Extracted records:
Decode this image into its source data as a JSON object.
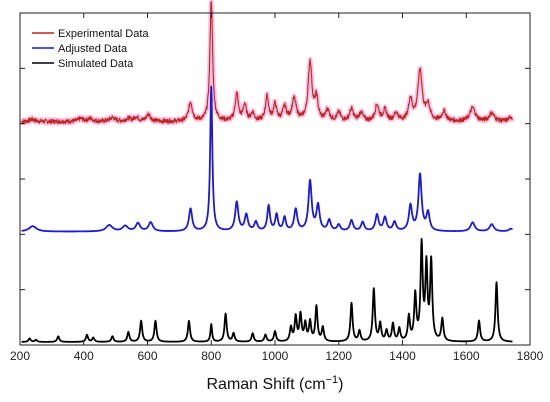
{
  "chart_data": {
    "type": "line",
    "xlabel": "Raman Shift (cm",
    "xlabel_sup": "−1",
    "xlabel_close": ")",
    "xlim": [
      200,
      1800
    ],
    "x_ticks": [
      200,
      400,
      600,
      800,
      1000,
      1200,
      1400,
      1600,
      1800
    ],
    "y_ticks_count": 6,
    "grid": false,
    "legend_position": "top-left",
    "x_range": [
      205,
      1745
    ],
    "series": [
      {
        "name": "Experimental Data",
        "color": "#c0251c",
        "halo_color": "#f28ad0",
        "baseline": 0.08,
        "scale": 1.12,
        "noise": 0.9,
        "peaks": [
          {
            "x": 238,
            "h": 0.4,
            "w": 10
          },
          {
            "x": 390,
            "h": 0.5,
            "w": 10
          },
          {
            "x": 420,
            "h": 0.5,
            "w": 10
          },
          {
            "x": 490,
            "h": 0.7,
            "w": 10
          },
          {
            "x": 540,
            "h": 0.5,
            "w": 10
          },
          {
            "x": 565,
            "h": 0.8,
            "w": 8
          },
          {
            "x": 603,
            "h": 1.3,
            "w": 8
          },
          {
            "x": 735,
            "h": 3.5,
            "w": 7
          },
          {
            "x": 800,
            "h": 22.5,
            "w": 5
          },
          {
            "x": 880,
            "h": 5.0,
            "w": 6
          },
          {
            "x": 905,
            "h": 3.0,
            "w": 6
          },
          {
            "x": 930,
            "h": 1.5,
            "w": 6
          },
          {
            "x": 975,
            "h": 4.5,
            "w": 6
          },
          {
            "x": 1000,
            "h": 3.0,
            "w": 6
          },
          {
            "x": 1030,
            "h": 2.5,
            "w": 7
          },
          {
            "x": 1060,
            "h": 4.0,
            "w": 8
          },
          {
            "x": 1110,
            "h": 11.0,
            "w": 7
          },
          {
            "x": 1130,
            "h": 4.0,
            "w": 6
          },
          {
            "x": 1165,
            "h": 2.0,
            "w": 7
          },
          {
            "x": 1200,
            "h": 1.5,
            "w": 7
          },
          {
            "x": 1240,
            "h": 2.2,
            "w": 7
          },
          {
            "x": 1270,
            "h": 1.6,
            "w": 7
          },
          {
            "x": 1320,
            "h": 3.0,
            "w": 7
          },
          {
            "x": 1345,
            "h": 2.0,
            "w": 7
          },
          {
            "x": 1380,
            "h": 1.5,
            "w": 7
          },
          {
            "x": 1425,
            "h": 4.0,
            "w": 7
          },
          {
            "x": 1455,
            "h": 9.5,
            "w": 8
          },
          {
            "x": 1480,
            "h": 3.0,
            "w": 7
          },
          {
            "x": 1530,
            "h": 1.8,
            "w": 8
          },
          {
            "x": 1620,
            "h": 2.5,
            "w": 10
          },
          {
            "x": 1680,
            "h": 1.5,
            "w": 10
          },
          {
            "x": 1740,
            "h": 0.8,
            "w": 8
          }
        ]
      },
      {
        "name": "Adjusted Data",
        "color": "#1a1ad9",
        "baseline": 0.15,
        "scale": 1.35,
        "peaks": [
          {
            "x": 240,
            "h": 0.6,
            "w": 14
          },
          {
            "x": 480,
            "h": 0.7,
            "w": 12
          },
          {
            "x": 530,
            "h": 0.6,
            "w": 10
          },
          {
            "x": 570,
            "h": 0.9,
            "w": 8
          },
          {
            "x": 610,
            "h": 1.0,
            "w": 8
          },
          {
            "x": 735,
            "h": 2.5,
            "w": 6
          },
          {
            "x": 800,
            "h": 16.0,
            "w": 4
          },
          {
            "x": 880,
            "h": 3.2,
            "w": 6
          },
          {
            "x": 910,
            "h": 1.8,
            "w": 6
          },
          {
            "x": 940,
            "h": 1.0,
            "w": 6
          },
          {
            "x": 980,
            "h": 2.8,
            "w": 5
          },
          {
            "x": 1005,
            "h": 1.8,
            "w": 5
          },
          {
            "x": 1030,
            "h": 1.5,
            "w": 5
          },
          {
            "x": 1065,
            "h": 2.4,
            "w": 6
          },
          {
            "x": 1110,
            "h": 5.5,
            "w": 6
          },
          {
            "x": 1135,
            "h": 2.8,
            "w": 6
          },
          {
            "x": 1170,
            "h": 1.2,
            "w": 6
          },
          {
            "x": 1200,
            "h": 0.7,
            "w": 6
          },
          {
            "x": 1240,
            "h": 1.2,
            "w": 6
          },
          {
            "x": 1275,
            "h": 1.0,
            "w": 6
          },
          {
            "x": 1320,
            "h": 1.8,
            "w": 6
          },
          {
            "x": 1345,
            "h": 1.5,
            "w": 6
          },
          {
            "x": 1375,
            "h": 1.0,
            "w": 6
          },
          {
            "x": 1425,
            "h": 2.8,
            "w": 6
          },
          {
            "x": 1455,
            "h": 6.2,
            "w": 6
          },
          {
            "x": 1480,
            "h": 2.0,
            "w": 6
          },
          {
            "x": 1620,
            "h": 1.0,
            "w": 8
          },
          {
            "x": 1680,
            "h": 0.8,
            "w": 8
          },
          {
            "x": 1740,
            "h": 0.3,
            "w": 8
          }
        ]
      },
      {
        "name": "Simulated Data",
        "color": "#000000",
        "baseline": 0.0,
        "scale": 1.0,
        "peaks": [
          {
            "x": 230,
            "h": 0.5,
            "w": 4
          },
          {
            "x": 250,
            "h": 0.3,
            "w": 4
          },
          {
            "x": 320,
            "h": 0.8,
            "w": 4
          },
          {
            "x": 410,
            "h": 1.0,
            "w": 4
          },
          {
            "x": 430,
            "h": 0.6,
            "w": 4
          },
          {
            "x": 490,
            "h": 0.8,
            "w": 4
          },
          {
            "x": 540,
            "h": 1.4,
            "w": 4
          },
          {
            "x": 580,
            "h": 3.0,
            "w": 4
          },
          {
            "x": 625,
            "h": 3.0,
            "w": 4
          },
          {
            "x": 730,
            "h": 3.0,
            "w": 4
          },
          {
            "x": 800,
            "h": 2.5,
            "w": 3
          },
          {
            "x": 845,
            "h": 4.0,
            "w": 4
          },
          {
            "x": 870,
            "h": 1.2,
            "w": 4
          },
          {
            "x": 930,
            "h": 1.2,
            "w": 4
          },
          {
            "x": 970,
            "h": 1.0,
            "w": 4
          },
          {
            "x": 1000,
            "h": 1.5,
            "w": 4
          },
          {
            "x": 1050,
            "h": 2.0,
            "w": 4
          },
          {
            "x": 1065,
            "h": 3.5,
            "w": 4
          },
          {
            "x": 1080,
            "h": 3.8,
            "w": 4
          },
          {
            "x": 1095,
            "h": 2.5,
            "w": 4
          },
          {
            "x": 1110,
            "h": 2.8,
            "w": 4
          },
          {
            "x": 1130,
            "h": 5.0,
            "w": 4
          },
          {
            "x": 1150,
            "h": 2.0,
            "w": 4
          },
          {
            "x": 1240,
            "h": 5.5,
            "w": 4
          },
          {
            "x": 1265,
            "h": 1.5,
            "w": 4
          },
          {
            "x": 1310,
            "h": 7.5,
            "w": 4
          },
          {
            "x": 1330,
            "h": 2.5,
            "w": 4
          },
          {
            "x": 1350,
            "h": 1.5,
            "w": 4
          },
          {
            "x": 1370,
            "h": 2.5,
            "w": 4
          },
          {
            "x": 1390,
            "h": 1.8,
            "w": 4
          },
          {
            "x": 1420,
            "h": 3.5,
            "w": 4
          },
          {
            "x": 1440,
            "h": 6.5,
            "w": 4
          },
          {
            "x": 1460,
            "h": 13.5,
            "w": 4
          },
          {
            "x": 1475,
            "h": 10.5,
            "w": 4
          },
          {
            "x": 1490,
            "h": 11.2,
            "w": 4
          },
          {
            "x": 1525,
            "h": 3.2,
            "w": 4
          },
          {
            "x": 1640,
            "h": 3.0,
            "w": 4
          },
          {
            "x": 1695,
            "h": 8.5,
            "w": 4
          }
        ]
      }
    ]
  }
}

...

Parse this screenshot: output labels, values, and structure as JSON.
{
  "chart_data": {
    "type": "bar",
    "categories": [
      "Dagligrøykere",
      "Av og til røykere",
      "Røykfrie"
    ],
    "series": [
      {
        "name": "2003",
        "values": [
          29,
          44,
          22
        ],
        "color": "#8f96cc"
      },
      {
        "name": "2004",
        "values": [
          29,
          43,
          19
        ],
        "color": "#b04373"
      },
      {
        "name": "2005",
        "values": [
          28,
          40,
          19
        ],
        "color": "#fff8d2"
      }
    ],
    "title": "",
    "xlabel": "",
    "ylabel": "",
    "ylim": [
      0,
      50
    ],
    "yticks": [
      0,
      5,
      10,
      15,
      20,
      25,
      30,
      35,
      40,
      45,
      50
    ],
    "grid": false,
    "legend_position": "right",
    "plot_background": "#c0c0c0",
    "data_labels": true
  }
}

Required task: Find the string "JSON" in the entries above and return each line that holds it.

Task result:
Decode this image into its source data as a JSON object.
Parse this screenshot: output labels, values, and structure as JSON.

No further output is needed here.